• **Task to complete**
Copy every line of the material below, word for word and without any change.

Rows from a layout dataset
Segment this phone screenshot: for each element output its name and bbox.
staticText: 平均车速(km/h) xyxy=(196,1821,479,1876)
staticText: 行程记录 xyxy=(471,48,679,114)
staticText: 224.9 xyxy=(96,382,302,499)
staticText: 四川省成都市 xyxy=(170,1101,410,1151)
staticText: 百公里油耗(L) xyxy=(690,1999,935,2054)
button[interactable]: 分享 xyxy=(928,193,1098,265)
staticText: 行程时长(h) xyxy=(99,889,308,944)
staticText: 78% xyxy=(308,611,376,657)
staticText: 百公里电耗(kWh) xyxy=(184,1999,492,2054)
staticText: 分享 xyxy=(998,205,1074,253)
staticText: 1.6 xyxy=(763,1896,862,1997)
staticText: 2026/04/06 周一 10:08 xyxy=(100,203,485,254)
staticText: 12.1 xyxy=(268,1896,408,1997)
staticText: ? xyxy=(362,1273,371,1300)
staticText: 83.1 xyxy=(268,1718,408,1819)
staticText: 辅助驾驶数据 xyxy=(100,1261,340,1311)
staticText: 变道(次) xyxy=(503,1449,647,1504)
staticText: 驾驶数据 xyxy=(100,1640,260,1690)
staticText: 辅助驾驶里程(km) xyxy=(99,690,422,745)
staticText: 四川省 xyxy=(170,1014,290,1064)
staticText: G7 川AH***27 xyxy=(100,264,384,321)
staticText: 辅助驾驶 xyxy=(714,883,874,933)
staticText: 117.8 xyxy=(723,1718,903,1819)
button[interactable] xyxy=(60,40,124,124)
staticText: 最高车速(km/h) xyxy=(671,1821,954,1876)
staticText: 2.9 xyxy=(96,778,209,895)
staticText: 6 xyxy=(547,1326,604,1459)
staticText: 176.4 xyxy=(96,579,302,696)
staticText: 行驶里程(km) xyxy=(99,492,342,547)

• **Problem solution**
Segment this phone screenshot: for each element output its name and bbox.
staticText: 平均车速(km/h) xyxy=(196,1821,479,1876)
staticText: 行程记录 xyxy=(471,48,679,114)
staticText: 224.9 xyxy=(96,382,302,499)
staticText: 四川省成都市 xyxy=(170,1101,410,1151)
staticText: 百公里油耗(L) xyxy=(690,1999,935,2054)
button[interactable]: 分享 xyxy=(928,193,1098,265)
staticText: 行程时长(h) xyxy=(99,889,308,944)
staticText: 78% xyxy=(308,611,376,657)
staticText: 百公里电耗(kWh) xyxy=(184,1999,492,2054)
staticText: 分享 xyxy=(998,205,1074,253)
staticText: 1.6 xyxy=(763,1896,862,1997)
staticText: 2026/04/06 周一 10:08 xyxy=(100,203,485,254)
staticText: 12.1 xyxy=(268,1896,408,1997)
staticText: ? xyxy=(362,1273,371,1300)
staticText: 83.1 xyxy=(268,1718,408,1819)
staticText: 辅助驾驶数据 xyxy=(100,1261,340,1311)
staticText: 变道(次) xyxy=(503,1449,647,1504)
staticText: 驾驶数据 xyxy=(100,1640,260,1690)
staticText: 辅助驾驶里程(km) xyxy=(99,690,422,745)
staticText: 四川省 xyxy=(170,1014,290,1064)
staticText: G7 川AH***27 xyxy=(100,264,384,321)
staticText: 辅助驾驶 xyxy=(714,883,874,933)
staticText: 117.8 xyxy=(723,1718,903,1819)
button[interactable] xyxy=(60,40,124,124)
staticText: 最高车速(km/h) xyxy=(671,1821,954,1876)
staticText: 2.9 xyxy=(96,778,209,895)
staticText: 6 xyxy=(547,1326,604,1459)
staticText: 176.4 xyxy=(96,579,302,696)
staticText: 行驶里程(km) xyxy=(99,492,342,547)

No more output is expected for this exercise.